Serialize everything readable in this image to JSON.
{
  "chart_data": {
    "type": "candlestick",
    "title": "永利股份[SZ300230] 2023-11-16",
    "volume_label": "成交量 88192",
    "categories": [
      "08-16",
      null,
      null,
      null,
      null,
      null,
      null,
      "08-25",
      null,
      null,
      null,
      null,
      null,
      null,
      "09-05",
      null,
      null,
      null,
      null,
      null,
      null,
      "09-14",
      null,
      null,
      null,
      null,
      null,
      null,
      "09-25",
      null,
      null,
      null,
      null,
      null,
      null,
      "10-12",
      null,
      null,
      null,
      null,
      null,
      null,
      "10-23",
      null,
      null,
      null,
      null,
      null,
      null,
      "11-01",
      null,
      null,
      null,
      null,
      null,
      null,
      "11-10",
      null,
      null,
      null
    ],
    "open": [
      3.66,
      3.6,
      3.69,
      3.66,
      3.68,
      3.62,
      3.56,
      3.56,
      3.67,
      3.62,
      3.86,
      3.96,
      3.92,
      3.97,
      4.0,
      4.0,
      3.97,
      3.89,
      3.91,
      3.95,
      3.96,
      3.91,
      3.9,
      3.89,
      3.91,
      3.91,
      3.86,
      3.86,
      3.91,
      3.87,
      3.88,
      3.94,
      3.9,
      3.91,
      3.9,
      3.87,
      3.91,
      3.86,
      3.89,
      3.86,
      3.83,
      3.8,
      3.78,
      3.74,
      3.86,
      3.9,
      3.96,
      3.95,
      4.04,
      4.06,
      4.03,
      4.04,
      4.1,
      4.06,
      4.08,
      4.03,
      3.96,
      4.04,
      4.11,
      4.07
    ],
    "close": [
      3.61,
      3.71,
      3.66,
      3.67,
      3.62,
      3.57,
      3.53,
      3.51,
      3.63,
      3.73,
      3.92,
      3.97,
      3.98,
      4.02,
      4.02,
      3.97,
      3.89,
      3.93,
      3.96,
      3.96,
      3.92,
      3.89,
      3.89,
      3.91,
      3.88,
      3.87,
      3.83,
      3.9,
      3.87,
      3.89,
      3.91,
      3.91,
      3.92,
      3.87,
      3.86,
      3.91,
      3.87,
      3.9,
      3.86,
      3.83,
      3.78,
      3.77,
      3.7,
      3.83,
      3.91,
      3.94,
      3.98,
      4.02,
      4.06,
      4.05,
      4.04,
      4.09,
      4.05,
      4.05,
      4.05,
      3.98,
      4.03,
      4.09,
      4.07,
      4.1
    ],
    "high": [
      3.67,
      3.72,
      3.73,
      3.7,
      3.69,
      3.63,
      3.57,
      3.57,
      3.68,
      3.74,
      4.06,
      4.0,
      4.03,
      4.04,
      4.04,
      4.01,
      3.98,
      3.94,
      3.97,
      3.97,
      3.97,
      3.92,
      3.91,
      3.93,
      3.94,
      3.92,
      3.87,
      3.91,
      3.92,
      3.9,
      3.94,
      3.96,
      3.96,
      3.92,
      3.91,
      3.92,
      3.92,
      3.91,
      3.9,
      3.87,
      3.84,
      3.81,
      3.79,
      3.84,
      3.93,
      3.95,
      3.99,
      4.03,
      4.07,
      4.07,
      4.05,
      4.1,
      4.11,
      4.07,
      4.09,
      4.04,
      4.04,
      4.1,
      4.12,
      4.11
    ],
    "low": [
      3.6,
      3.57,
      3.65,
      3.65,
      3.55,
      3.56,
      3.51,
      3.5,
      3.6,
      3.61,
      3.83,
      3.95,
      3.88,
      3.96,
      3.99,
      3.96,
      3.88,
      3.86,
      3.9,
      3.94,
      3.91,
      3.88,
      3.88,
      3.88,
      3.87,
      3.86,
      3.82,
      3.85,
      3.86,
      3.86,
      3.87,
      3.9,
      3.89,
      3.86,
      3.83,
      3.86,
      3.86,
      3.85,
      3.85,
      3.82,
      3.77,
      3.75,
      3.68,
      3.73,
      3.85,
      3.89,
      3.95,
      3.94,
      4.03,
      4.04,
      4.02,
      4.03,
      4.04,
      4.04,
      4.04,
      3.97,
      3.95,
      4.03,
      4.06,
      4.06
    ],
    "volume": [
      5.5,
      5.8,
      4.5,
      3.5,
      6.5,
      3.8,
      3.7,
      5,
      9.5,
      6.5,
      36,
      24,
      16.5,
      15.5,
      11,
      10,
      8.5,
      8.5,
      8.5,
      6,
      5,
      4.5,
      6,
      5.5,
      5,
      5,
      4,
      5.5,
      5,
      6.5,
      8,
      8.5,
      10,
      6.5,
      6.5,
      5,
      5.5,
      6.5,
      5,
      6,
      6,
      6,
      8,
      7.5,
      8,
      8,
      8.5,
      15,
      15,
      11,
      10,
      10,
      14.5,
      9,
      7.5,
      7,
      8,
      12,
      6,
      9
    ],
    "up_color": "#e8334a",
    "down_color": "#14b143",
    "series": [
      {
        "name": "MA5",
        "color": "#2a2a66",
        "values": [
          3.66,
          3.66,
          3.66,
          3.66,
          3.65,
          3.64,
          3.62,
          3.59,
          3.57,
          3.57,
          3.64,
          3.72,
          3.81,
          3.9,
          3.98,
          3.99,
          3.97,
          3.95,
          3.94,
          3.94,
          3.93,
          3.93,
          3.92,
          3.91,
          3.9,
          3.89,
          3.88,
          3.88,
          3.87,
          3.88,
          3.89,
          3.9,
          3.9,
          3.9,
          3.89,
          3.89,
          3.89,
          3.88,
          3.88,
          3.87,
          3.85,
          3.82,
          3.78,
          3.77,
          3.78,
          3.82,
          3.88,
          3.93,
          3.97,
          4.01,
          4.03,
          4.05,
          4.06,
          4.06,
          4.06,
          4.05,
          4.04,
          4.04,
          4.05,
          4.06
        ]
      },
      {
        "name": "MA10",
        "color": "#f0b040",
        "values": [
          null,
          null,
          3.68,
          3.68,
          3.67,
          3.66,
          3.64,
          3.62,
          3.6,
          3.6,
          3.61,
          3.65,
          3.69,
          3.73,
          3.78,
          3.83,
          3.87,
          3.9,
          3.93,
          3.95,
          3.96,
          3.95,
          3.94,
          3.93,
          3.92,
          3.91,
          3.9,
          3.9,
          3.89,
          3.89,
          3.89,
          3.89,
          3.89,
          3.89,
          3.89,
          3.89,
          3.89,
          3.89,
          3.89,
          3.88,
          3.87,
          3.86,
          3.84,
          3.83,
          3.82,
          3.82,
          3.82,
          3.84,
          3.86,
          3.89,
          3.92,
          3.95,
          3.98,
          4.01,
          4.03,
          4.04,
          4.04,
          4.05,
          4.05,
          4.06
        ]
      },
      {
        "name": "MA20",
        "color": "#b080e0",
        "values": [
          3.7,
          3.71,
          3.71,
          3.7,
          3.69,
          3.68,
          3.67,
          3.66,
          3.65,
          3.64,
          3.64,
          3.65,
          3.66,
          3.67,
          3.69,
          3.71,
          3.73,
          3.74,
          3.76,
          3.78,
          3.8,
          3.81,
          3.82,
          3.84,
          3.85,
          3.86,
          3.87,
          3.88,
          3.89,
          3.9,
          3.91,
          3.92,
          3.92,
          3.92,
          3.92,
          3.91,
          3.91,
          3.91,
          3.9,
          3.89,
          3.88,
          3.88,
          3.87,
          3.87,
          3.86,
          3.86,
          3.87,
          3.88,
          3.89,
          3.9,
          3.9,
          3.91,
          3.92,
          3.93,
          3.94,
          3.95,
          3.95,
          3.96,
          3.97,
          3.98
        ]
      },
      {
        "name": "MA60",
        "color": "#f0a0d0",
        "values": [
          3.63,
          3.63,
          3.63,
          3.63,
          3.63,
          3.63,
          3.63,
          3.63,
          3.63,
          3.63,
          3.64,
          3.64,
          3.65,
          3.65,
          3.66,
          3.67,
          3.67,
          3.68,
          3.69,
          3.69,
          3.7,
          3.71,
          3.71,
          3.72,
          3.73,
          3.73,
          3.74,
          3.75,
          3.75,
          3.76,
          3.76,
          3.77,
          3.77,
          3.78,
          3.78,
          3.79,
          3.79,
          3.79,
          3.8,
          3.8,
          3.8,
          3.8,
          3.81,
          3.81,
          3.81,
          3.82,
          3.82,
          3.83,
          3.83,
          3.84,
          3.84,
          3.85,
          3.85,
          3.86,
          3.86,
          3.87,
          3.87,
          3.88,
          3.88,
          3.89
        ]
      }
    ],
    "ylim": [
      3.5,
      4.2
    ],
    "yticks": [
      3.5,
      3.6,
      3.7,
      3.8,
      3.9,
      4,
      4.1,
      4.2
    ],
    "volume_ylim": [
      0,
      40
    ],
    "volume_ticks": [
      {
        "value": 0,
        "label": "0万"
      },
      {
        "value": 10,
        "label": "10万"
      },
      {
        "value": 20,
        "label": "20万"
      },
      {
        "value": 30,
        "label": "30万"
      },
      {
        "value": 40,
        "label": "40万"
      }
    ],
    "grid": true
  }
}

* * * *

Identify the lines in the entries that hold "name" and return each one.

**Solution**.
        "name": "MA5",
        "name": "MA10",
        "name": "MA20",
        "name": "MA60",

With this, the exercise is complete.